### [THE EXERCISE]
Search the records that follow and extract every line containing the string "Metals".

### [STORED ROWS]
━━━━━━━━━━━━━━━━━━━━

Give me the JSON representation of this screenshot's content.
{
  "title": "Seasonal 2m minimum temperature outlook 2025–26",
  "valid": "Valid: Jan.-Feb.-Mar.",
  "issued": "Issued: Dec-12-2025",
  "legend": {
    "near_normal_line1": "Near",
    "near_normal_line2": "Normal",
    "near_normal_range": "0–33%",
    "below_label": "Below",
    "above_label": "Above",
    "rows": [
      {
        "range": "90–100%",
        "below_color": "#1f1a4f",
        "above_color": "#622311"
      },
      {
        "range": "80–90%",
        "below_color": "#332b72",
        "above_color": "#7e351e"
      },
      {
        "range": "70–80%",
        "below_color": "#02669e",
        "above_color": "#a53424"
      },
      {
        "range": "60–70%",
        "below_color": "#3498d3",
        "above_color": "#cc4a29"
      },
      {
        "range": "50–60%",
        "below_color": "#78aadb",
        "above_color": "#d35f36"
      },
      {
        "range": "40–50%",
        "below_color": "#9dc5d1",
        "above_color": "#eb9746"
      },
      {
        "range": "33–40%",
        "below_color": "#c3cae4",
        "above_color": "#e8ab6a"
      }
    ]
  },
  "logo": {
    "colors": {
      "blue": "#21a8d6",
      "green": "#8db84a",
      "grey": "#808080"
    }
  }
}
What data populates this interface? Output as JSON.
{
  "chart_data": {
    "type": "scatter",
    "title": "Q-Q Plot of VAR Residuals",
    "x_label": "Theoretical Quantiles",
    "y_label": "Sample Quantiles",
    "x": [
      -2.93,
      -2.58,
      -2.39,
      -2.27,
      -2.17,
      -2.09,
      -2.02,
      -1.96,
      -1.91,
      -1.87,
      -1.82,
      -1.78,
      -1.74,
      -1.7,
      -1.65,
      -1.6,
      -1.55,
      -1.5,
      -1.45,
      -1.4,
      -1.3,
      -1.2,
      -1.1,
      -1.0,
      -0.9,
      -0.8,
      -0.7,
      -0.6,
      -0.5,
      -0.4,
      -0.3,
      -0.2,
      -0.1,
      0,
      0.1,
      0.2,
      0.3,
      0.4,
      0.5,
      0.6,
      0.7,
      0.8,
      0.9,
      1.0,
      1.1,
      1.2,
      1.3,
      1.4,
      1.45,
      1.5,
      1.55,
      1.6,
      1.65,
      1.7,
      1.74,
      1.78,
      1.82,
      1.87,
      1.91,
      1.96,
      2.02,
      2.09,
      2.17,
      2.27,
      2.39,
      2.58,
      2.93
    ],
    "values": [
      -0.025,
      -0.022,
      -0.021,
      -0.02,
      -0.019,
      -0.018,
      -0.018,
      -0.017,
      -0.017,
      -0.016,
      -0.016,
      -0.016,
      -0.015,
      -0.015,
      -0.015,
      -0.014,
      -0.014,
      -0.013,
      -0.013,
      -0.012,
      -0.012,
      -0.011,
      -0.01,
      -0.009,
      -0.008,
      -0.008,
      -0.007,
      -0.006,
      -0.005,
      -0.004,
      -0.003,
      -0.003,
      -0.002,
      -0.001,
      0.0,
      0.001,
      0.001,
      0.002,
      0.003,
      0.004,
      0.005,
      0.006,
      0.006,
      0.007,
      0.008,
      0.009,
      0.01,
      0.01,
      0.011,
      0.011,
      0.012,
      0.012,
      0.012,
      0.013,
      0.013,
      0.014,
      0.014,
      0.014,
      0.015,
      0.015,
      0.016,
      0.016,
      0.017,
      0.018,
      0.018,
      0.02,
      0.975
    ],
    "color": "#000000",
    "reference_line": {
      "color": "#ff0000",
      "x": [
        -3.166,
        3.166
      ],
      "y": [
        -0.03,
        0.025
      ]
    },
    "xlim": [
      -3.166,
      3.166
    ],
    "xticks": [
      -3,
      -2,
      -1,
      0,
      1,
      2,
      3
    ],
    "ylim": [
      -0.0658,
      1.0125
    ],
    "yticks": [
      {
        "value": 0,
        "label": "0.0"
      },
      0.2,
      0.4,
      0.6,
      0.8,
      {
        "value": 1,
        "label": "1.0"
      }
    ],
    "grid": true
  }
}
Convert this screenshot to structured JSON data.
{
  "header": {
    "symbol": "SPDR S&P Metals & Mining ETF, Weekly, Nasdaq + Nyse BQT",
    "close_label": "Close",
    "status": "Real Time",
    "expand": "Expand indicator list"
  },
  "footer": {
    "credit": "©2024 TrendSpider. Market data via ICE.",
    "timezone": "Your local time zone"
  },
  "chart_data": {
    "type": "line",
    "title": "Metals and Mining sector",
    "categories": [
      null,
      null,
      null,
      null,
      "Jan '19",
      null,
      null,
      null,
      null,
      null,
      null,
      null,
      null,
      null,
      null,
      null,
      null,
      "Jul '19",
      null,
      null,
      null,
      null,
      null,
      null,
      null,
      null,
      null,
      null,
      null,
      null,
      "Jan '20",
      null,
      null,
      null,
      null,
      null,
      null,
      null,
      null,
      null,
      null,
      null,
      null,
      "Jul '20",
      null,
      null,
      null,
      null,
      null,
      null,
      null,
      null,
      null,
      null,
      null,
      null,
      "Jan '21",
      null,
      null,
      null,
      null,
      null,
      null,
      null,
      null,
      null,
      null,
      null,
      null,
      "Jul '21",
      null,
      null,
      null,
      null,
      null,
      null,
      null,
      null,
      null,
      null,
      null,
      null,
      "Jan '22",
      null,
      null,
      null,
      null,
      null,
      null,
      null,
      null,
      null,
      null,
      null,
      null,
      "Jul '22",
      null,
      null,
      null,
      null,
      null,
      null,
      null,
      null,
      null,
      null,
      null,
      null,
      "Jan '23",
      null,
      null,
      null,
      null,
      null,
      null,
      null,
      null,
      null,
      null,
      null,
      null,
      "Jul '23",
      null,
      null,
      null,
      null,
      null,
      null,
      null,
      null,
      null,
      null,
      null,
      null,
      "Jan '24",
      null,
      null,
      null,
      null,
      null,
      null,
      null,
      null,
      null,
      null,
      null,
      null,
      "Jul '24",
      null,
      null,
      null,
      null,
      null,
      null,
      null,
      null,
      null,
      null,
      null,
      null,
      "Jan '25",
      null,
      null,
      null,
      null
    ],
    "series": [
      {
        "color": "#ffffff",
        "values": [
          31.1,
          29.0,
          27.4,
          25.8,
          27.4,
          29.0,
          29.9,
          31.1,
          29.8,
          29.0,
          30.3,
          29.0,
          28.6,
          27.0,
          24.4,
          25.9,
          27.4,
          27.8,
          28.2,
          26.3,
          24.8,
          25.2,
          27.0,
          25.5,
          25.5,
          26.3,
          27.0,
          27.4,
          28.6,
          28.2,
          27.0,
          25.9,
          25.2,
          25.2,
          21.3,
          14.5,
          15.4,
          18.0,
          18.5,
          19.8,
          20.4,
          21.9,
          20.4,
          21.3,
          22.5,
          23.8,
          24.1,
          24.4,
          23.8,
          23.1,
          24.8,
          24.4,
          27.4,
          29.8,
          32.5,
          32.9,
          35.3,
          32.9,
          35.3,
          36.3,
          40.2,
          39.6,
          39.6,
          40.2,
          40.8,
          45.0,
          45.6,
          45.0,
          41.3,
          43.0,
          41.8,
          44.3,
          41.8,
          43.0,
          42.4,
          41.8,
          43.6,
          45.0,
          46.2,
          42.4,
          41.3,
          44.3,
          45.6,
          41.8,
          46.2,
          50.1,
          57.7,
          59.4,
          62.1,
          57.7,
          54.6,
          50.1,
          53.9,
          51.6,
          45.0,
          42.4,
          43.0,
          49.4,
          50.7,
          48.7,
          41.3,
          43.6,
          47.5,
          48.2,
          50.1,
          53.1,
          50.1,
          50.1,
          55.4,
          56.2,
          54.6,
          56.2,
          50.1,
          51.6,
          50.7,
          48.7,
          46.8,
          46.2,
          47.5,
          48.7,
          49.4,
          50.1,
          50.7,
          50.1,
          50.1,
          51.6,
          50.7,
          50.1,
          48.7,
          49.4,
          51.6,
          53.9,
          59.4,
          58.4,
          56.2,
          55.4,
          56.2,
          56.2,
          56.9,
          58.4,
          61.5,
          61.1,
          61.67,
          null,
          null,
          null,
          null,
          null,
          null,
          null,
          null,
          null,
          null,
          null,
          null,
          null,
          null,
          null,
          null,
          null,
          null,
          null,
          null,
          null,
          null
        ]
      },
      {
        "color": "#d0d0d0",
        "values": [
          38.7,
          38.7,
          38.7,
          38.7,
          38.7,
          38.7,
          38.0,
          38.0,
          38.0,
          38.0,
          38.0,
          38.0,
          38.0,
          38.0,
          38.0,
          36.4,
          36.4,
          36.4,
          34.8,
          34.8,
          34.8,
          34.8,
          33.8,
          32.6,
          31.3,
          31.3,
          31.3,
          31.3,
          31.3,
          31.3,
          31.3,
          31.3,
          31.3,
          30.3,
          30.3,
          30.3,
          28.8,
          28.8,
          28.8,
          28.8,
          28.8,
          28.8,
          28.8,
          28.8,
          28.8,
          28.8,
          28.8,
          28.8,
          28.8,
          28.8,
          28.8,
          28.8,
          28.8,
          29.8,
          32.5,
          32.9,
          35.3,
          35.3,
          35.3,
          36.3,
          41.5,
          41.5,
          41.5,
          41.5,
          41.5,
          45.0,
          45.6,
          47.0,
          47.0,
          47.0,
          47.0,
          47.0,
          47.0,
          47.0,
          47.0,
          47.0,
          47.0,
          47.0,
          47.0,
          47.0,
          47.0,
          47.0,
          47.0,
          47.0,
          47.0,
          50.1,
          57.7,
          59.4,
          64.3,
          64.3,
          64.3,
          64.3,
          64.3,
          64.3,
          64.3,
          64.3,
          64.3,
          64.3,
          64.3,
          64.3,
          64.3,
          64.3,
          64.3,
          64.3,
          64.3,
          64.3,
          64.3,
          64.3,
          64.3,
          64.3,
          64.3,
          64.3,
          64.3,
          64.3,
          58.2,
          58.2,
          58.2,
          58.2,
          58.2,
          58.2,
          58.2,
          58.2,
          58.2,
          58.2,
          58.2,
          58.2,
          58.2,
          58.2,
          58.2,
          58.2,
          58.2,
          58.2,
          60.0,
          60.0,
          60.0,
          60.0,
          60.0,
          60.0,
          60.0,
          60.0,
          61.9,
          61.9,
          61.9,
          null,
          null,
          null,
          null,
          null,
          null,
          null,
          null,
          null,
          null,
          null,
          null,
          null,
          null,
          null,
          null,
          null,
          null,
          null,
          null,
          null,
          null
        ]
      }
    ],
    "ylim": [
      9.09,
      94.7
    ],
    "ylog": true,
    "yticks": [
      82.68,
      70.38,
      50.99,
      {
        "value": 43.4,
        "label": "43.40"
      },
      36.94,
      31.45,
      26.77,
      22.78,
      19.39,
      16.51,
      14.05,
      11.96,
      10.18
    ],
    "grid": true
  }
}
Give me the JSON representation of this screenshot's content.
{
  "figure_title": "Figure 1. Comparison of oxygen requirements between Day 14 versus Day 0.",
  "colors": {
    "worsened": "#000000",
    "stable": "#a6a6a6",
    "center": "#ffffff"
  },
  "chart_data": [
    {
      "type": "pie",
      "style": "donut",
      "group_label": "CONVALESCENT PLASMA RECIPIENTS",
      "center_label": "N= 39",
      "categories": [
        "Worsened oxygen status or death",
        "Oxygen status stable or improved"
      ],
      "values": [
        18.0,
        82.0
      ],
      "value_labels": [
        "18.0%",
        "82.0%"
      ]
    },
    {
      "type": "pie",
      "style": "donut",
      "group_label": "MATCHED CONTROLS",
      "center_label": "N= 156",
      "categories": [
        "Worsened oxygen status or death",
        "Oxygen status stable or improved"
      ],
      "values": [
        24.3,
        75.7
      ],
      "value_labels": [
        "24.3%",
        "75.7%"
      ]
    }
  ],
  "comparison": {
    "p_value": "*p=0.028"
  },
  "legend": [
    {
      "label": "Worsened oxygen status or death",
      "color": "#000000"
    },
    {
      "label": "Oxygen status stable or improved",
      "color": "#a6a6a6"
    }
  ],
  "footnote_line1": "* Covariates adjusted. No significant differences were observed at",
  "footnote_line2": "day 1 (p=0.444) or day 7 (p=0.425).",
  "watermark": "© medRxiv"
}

━━━━━━━━━━━━━━━━━━━━

### [RESPONSE]
    "symbol": "SPDR S&P Metals & Mining ETF, Weekly, Nasdaq + Nyse BQT",
    "title": "Metals and Mining sector",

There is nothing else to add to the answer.